__Data in this exercise__
------------------------------------------------

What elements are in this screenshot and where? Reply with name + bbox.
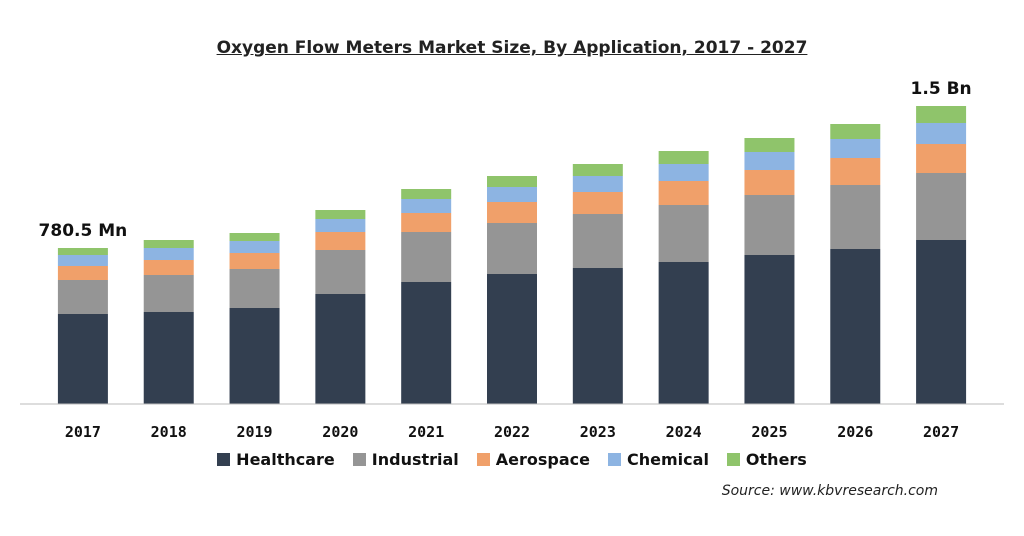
bar-segment-chemical-2026	[830, 139, 881, 158]
bar-segment-industrial-2020	[315, 250, 366, 294]
bar-segment-aerospace-2026	[830, 158, 881, 185]
bar-segment-healthcare-2020	[315, 294, 366, 404]
bar-segment-healthcare-2023	[572, 268, 623, 404]
x-tick-label: 2024	[666, 423, 702, 441]
bar-segment-aerospace-2024	[658, 181, 709, 205]
bar-segment-healthcare-2024	[658, 262, 709, 404]
bar-segment-healthcare-2021	[401, 282, 452, 404]
bar-segment-healthcare-2018	[143, 312, 194, 404]
bar-segment-aerospace-2017	[57, 266, 108, 280]
legend-item-others: Others	[726, 450, 807, 469]
bar-segment-others-2026	[830, 124, 881, 139]
bar-segment-others-2025	[744, 138, 795, 152]
bar-segment-aerospace-2019	[229, 253, 280, 269]
bar-segment-chemical-2017	[57, 255, 108, 266]
bar-segment-others-2024	[658, 151, 709, 164]
x-tick-labels: 2017 2018 2019 2020 2021 2022 2023 2024 2025 2026…	[65, 423, 959, 441]
x-tick-label: 2025	[751, 423, 787, 441]
bar-segment-industrial-2021	[401, 232, 452, 282]
legend-item-industrial: Industrial	[352, 450, 459, 469]
bars-group	[57, 106, 967, 404]
bar-segment-industrial-2026	[830, 185, 881, 249]
bar-segment-aerospace-2025	[744, 170, 795, 195]
bar-segment-others-2017	[57, 248, 108, 255]
bar-segment-chemical-2020	[315, 219, 366, 232]
x-tick-label: 2022	[494, 423, 530, 441]
legend-item-healthcare: Healthcare	[217, 450, 335, 469]
legend-swatch	[726, 453, 740, 466]
bar-segment-aerospace-2022	[487, 202, 537, 223]
legend: Healthcare Industrial Aerospace Chemical Oth…	[0, 450, 1024, 469]
legend-label: Industrial	[371, 450, 459, 469]
value-annotation: 1.5 Bn	[911, 79, 972, 99]
bar-segment-aerospace-2023	[572, 192, 623, 214]
bar-segment-industrial-2022	[487, 223, 537, 274]
bar-segment-aerospace-2027	[916, 144, 967, 173]
bar-segment-others-2022	[487, 176, 537, 187]
legend-label: Healthcare	[236, 450, 335, 469]
bar-segment-industrial-2023	[572, 214, 623, 268]
bar-segment-chemical-2022	[487, 187, 537, 202]
bar-segment-healthcare-2019	[229, 308, 280, 404]
bar-segment-aerospace-2018	[143, 260, 194, 275]
legend-swatch	[217, 453, 231, 466]
bar-segment-industrial-2024	[658, 205, 709, 262]
bar-segment-chemical-2024	[658, 164, 709, 181]
bar-segment-others-2027	[916, 106, 967, 123]
bar-segment-chemical-2018	[143, 248, 194, 260]
x-tick-label: 2019	[236, 423, 272, 441]
x-tick-label: 2018	[151, 423, 187, 441]
bar-segment-chemical-2021	[401, 199, 452, 213]
bar-segment-others-2020	[315, 210, 366, 219]
bar-segment-others-2023	[572, 164, 623, 176]
bar-segment-chemical-2019	[229, 241, 280, 253]
x-tick-label: 2023	[580, 423, 616, 441]
bar-segment-chemical-2027	[916, 123, 967, 144]
legend-item-aerospace: Aerospace	[476, 450, 591, 469]
x-tick-label: 2026	[837, 423, 873, 441]
bar-segment-others-2018	[143, 240, 194, 248]
bar-segment-industrial-2019	[229, 269, 280, 308]
bar-segment-industrial-2017	[57, 280, 108, 314]
bar-segment-industrial-2027	[916, 173, 967, 240]
legend-label: Aerospace	[495, 450, 591, 469]
x-tick-label: 2017	[65, 423, 101, 441]
x-tick-label: 2020	[322, 423, 358, 441]
bar-segment-others-2021	[401, 189, 452, 199]
bar-segment-industrial-2025	[744, 195, 795, 255]
legend-swatch	[352, 453, 366, 466]
x-tick-label: 2027	[923, 423, 959, 441]
legend-item-chemical: Chemical	[608, 450, 709, 469]
legend-swatch	[476, 453, 490, 466]
legend-label: Others	[745, 450, 807, 469]
legend-label: Chemical	[627, 450, 709, 469]
bar-segment-industrial-2018	[143, 275, 194, 312]
bar-segment-healthcare-2027	[916, 240, 967, 404]
bar-segment-healthcare-2026	[830, 249, 881, 404]
bar-segment-healthcare-2022	[487, 274, 537, 404]
bar-segment-healthcare-2017	[57, 314, 108, 404]
bar-segment-chemical-2023	[572, 176, 623, 192]
legend-swatch	[608, 453, 622, 466]
chart-title: Oxygen Flow Meters Market Size, By Appli…	[216, 38, 808, 58]
bar-segment-others-2019	[229, 233, 280, 241]
bar-segment-chemical-2025	[744, 152, 795, 170]
value-annotations: 780.5 Mn 1.5 Bn	[39, 79, 972, 241]
source-note: Source: www.kbvresearch.com	[721, 483, 938, 499]
value-annotation: 780.5 Mn	[39, 221, 128, 241]
bar-segment-aerospace-2020	[315, 232, 366, 250]
x-tick-label: 2021	[408, 423, 444, 441]
bar-segment-healthcare-2025	[744, 255, 795, 404]
bar-segment-aerospace-2021	[401, 213, 452, 232]
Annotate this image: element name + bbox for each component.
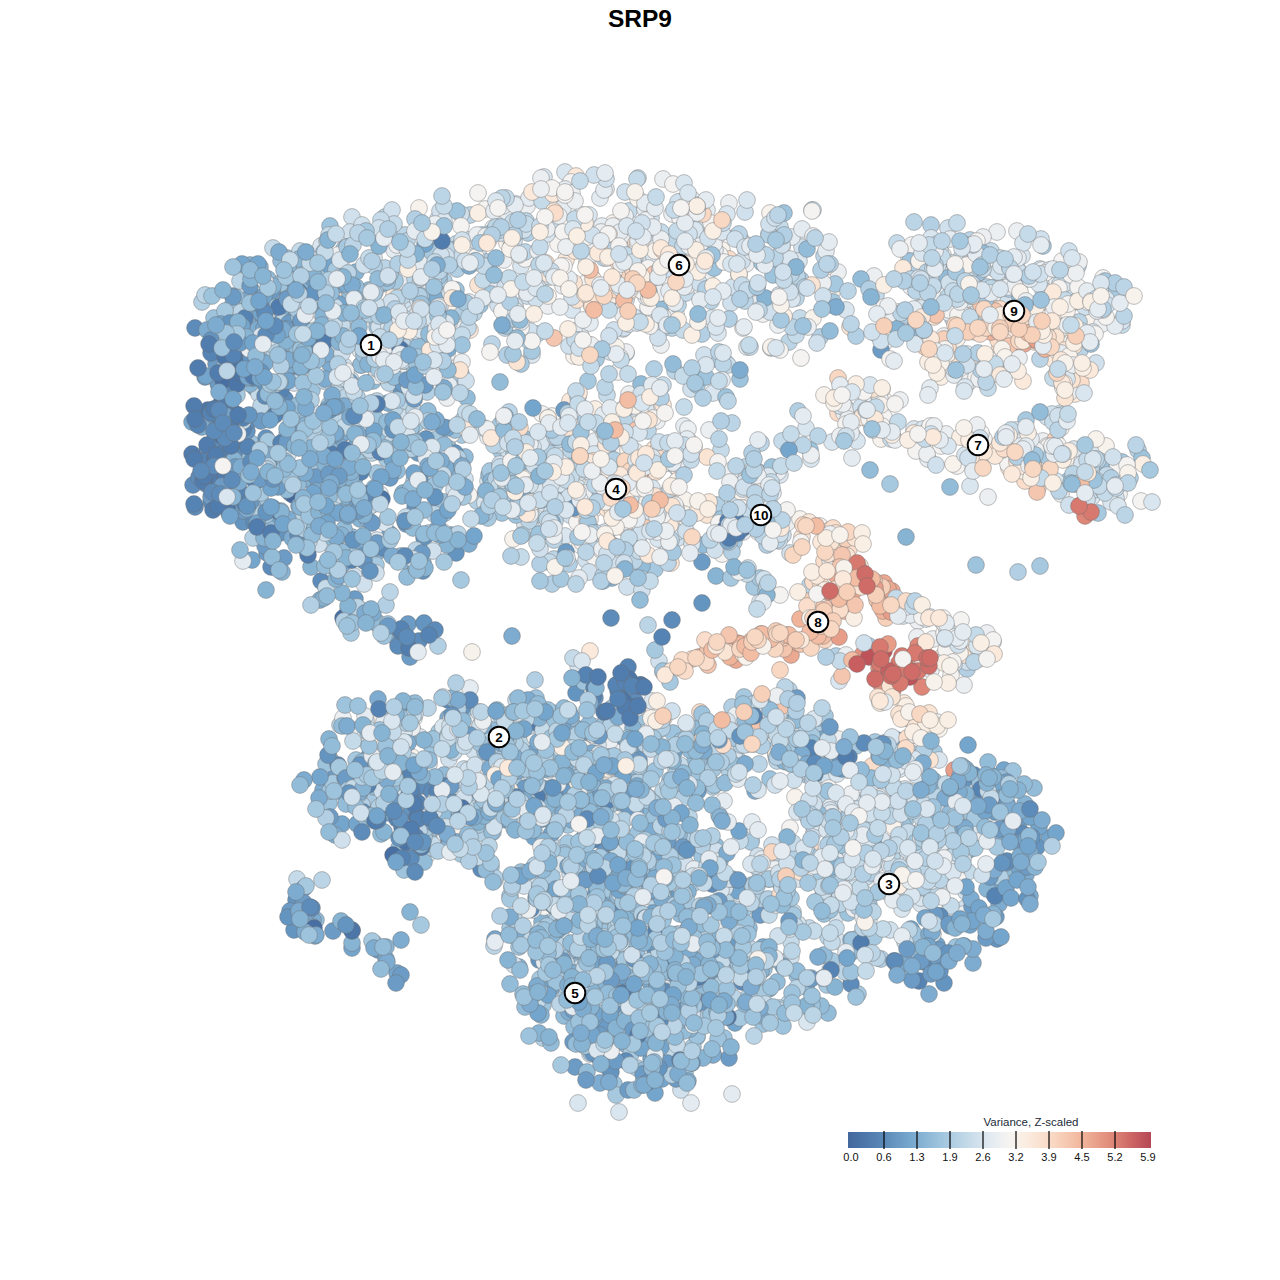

------------------------------------------------

__Exercise__
Copy out every line of the records above word for word, leaving out the pictures.

__Output of the exercise__
What elements are in this screenshot and where? Reply with name + bbox.
bar-segment-chemical-2026	[830, 139, 881, 158]
bar-segment-industrial-2020	[315, 250, 366, 294]
bar-segment-aerospace-2026	[830, 158, 881, 185]
bar-segment-healthcare-2020	[315, 294, 366, 404]
bar-segment-healthcare-2023	[572, 268, 623, 404]
x-tick-label: 2024	[666, 423, 702, 441]
bar-segment-aerospace-2024	[658, 181, 709, 205]
bar-segment-healthcare-2024	[658, 262, 709, 404]
bar-segment-healthcare-2021	[401, 282, 452, 404]
bar-segment-healthcare-2018	[143, 312, 194, 404]
bar-segment-aerospace-2017	[57, 266, 108, 280]
legend-item-others: Others	[726, 450, 807, 469]
bar-segment-others-2026	[830, 124, 881, 139]
bar-segment-others-2025	[744, 138, 795, 152]
bar-segment-aerospace-2019	[229, 253, 280, 269]
bar-segment-chemical-2017	[57, 255, 108, 266]
bar-segment-others-2024	[658, 151, 709, 164]
x-tick-labels: 2017 2018 2019 2020 2021 2022 2023 2024 2025 2026…	[65, 423, 959, 441]
x-tick-label: 2025	[751, 423, 787, 441]
bar-segment-industrial-2021	[401, 232, 452, 282]
legend-item-industrial: Industrial	[352, 450, 459, 469]
bars-group	[57, 106, 967, 404]
bar-segment-industrial-2026	[830, 185, 881, 249]
bar-segment-aerospace-2025	[744, 170, 795, 195]
bar-segment-others-2017	[57, 248, 108, 255]
bar-segment-chemical-2020	[315, 219, 366, 232]
x-tick-label: 2022	[494, 423, 530, 441]
legend-item-healthcare: Healthcare	[217, 450, 335, 469]
legend-swatch	[726, 453, 740, 466]
bar-segment-aerospace-2022	[487, 202, 537, 223]
legend: Healthcare Industrial Aerospace Chemical Oth…	[0, 450, 1024, 469]
legend-label: Industrial	[371, 450, 459, 469]
value-annotation: 1.5 Bn	[911, 79, 972, 99]
bar-segment-aerospace-2023	[572, 192, 623, 214]
bar-segment-industrial-2022	[487, 223, 537, 274]
bar-segment-aerospace-2027	[916, 144, 967, 173]
bar-segment-others-2022	[487, 176, 537, 187]
legend-label: Healthcare	[236, 450, 335, 469]
bar-segment-industrial-2023	[572, 214, 623, 268]
bar-segment-chemical-2022	[487, 187, 537, 202]
bar-segment-healthcare-2019	[229, 308, 280, 404]
bar-segment-aerospace-2018	[143, 260, 194, 275]
legend-swatch	[217, 453, 231, 466]
bar-segment-industrial-2024	[658, 205, 709, 262]
bar-segment-chemical-2024	[658, 164, 709, 181]
bar-segment-others-2027	[916, 106, 967, 123]
bar-segment-chemical-2018	[143, 248, 194, 260]
x-tick-label: 2019	[236, 423, 272, 441]
x-tick-label: 2018	[151, 423, 187, 441]
bar-segment-chemical-2021	[401, 199, 452, 213]
bar-segment-others-2020	[315, 210, 366, 219]
bar-segment-others-2023	[572, 164, 623, 176]
bar-segment-chemical-2019	[229, 241, 280, 253]
x-tick-label: 2023	[580, 423, 616, 441]
bar-segment-chemical-2027	[916, 123, 967, 144]
legend-item-aerospace: Aerospace	[476, 450, 591, 469]
x-tick-label: 2026	[837, 423, 873, 441]
bar-segment-others-2018	[143, 240, 194, 248]
bar-segment-industrial-2019	[229, 269, 280, 308]
bar-segment-industrial-2017	[57, 280, 108, 314]
bar-segment-industrial-2027	[916, 173, 967, 240]
legend-label: Aerospace	[495, 450, 591, 469]
x-tick-label: 2017	[65, 423, 101, 441]
x-tick-label: 2020	[322, 423, 358, 441]
bar-segment-others-2021	[401, 189, 452, 199]
bar-segment-industrial-2025	[744, 195, 795, 255]
legend-swatch	[352, 453, 366, 466]
x-tick-label: 2027	[923, 423, 959, 441]
legend-item-chemical: Chemical	[608, 450, 709, 469]
legend-swatch	[476, 453, 490, 466]
legend-label: Others	[745, 450, 807, 469]
legend-label: Chemical	[627, 450, 709, 469]
bar-segment-industrial-2018	[143, 275, 194, 312]
bar-segment-healthcare-2027	[916, 240, 967, 404]
bar-segment-healthcare-2026	[830, 249, 881, 404]
bar-segment-healthcare-2022	[487, 274, 537, 404]
bar-segment-healthcare-2017	[57, 314, 108, 404]
bar-segment-chemical-2023	[572, 176, 623, 192]
legend-swatch	[608, 453, 622, 466]
chart-title: Oxygen Flow Meters Market Size, By Appli…	[216, 38, 808, 58]
bar-segment-others-2019	[229, 233, 280, 241]
bar-segment-chemical-2025	[744, 152, 795, 170]
value-annotations: 780.5 Mn 1.5 Bn	[39, 79, 972, 241]
source-note: Source: www.kbvresearch.com	[721, 483, 938, 499]
value-annotation: 780.5 Mn	[39, 221, 128, 241]
bar-segment-aerospace-2020	[315, 232, 366, 250]
x-tick-label: 2021	[408, 423, 444, 441]
bar-segment-healthcare-2025	[744, 255, 795, 404]
bar-segment-aerospace-2021	[401, 213, 452, 232]
Annotate this image: element name + bbox for each component.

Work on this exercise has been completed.